## WHAT TO DO
Locate each line holding the string "screenshot" and copy it.

>> START MATERIAL PROVIDED

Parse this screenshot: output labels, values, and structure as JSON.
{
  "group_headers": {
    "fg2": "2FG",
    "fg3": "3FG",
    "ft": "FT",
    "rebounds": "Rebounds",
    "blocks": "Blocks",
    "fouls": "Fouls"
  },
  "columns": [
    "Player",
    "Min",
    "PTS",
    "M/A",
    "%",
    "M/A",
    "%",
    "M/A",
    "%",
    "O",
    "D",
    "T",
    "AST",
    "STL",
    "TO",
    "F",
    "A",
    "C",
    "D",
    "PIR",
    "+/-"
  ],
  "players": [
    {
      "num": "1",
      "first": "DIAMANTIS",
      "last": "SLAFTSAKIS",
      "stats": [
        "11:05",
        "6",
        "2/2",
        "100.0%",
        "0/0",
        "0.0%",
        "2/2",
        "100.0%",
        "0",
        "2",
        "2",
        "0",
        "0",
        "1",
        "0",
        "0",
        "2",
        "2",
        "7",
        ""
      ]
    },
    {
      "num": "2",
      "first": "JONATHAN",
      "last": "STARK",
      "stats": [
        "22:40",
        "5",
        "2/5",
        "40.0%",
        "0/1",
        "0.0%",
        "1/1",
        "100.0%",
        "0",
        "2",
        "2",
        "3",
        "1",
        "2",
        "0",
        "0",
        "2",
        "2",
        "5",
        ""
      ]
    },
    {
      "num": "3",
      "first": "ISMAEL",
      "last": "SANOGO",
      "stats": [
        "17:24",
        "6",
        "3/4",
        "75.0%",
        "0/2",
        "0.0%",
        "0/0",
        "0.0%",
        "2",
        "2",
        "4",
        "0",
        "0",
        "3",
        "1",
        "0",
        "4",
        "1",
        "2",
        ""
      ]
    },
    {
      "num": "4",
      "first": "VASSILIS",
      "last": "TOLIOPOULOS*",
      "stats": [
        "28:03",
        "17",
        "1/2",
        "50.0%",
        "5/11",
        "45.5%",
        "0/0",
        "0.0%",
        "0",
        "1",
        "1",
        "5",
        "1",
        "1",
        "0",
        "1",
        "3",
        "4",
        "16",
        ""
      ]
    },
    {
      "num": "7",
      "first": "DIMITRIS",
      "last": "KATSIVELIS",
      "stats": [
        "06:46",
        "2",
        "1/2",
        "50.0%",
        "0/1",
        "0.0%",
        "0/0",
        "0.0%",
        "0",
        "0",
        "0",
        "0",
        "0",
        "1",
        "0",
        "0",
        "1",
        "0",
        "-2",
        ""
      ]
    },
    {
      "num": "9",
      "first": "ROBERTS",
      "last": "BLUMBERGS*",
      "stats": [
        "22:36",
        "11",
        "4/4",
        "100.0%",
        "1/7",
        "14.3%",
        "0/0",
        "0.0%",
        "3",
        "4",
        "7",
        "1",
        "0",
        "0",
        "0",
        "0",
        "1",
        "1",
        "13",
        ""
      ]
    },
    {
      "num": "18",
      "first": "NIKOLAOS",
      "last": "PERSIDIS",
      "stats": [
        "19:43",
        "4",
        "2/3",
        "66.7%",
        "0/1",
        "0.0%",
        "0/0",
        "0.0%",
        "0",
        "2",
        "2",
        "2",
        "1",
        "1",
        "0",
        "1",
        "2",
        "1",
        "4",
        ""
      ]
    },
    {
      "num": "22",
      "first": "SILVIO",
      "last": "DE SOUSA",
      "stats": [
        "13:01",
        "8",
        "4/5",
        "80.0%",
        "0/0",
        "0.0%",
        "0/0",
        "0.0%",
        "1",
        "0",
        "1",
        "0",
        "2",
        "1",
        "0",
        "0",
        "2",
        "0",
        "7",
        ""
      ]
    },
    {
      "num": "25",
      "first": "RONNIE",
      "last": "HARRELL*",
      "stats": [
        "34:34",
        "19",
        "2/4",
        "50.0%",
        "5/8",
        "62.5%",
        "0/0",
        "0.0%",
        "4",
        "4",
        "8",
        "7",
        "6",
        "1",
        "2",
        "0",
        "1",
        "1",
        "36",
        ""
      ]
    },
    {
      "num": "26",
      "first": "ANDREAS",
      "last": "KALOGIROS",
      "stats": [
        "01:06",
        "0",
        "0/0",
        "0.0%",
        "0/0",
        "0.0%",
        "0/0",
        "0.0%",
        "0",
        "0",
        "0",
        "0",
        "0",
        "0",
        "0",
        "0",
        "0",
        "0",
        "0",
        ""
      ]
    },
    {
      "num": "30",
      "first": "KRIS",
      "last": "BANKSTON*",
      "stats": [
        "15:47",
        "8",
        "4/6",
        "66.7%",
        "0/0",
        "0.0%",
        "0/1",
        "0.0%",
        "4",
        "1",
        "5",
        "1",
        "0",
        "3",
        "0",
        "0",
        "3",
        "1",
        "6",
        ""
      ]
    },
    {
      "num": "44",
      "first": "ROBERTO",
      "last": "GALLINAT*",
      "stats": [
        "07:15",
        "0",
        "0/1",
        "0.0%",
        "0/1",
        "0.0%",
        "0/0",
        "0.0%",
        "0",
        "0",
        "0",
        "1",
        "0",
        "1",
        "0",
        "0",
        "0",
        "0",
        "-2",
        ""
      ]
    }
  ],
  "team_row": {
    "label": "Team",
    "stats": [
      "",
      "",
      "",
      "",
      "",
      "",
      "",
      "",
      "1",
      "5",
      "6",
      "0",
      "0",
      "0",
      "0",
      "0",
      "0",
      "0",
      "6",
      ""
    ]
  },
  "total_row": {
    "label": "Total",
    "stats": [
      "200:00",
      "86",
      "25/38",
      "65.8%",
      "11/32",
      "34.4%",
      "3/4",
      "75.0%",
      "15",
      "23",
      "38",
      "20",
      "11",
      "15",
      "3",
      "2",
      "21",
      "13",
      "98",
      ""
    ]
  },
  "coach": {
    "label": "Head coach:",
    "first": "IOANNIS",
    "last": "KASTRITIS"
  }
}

>> END MATERIAL PROVIDED
>> START MATERIAL PROVIDED

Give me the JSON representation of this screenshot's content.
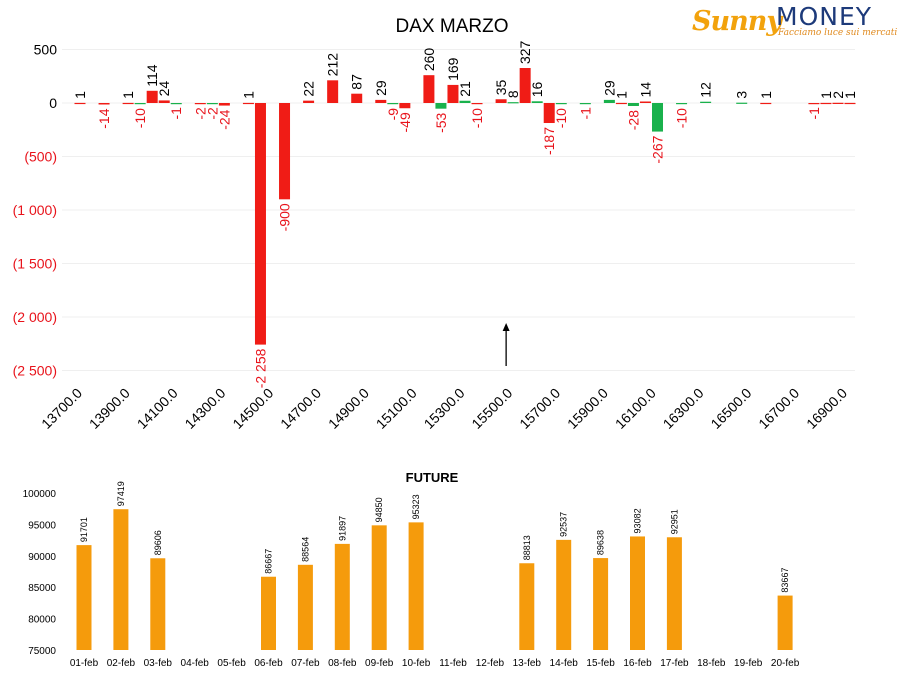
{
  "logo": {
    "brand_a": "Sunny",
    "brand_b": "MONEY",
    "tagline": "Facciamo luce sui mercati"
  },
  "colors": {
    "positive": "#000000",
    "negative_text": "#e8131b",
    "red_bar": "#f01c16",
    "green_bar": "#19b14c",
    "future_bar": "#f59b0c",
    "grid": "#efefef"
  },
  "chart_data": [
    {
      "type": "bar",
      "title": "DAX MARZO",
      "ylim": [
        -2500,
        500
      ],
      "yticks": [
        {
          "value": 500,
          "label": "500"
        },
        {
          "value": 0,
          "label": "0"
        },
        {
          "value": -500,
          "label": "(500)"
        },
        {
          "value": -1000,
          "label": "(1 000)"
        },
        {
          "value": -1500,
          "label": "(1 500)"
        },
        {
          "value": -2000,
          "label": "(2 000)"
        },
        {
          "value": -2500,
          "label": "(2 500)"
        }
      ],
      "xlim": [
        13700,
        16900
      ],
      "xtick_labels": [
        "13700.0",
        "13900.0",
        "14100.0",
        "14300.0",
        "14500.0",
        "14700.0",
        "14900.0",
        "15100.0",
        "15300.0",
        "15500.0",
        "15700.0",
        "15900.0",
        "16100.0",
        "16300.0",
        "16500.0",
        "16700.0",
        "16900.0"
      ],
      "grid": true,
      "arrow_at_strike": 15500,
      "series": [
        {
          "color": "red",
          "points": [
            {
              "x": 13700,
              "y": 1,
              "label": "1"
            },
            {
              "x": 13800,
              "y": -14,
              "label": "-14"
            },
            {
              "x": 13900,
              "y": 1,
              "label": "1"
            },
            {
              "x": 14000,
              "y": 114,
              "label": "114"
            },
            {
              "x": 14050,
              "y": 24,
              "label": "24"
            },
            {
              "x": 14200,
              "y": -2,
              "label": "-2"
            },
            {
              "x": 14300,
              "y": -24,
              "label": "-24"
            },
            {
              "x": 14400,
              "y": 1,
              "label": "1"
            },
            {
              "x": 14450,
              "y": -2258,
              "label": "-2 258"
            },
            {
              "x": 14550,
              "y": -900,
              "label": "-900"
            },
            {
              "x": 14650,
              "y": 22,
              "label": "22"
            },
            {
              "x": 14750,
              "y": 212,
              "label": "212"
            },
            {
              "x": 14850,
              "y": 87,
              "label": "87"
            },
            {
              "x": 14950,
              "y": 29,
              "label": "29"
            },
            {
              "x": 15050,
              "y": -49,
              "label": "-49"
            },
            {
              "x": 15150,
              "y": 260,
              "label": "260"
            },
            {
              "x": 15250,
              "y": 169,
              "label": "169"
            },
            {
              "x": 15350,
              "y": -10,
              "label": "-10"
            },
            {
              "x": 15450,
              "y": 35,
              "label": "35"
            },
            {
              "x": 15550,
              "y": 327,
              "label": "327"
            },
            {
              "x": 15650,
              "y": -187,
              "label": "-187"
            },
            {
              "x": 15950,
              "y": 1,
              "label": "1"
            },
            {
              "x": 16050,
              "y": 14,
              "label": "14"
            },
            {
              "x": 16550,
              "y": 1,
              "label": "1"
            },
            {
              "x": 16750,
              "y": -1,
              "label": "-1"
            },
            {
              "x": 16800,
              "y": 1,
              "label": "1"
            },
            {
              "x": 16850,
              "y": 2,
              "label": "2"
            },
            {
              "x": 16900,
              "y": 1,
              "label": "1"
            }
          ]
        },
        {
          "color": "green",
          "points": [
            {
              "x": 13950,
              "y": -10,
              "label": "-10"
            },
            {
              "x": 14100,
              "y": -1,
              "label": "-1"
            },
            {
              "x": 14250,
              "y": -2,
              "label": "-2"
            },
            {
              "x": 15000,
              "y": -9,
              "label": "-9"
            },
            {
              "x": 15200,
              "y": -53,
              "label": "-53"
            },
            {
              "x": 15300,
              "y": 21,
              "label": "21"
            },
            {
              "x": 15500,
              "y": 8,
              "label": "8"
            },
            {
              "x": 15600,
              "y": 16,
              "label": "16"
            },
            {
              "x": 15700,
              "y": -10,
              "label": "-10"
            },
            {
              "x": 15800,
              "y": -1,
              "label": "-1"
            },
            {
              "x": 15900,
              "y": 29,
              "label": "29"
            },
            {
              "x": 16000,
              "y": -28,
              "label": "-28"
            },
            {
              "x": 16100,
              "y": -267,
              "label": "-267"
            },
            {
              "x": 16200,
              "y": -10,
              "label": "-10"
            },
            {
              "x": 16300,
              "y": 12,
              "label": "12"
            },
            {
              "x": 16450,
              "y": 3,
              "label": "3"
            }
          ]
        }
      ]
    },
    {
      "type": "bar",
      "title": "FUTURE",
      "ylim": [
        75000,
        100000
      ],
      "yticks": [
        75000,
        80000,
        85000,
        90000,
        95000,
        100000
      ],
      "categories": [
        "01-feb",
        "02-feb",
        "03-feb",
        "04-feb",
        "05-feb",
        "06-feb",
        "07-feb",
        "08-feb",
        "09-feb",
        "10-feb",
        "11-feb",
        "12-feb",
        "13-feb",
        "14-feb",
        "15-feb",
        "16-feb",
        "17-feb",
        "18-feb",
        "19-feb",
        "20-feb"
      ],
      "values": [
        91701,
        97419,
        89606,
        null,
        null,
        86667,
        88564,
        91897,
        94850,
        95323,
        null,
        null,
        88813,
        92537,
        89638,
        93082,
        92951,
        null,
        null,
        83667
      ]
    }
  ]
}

>> END MATERIAL PROVIDED

## RESULT
Parse this screenshot: output labels, values, and structure as JSON.
Give me the JSON representation of this screenshot's content.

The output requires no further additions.